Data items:
━━━━━━━━━━━━━━━━

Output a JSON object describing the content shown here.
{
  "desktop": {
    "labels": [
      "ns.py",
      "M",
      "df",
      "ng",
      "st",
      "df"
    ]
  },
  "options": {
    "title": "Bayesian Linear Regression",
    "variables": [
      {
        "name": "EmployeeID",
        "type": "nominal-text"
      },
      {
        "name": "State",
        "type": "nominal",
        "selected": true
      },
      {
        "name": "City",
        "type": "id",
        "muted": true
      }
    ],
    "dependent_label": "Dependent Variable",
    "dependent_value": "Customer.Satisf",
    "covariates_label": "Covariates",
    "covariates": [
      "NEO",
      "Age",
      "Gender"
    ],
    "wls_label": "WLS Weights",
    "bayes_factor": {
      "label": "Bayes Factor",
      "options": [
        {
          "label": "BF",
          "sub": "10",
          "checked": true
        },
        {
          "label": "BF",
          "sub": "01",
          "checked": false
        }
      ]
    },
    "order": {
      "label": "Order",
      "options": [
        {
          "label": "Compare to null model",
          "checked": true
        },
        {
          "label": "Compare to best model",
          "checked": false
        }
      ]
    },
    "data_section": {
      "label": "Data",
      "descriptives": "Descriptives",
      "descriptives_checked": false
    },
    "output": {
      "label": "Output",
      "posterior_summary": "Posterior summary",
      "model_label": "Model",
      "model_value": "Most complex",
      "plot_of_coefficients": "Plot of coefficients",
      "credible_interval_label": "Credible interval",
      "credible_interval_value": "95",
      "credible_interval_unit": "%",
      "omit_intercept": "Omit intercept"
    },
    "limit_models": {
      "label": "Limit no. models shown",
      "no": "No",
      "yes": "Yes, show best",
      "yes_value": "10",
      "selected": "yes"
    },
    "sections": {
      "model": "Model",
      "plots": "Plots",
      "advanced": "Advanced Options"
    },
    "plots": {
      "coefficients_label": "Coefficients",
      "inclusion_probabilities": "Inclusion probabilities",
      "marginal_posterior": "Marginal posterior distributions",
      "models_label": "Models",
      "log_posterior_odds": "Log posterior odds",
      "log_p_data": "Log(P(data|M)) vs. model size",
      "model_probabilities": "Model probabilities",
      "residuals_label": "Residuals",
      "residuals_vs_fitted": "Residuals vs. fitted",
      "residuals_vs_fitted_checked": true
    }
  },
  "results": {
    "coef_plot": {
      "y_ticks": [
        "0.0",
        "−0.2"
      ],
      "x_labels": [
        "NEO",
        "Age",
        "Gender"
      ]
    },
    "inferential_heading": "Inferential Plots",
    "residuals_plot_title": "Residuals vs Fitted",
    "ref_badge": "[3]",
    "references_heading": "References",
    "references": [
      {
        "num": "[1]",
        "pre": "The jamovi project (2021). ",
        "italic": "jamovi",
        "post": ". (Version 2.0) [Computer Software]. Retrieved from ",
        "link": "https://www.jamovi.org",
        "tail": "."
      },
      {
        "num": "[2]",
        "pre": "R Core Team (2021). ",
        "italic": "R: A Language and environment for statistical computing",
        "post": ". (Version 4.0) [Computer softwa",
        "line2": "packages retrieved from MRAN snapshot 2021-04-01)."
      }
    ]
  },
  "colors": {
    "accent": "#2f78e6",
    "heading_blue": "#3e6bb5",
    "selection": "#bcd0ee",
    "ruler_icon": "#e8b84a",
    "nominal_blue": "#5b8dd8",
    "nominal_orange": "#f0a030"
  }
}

━━━━━━━━━━━━━━━━

Tally up the lines holding the word "type" in the data above, and answer with that figure only.

3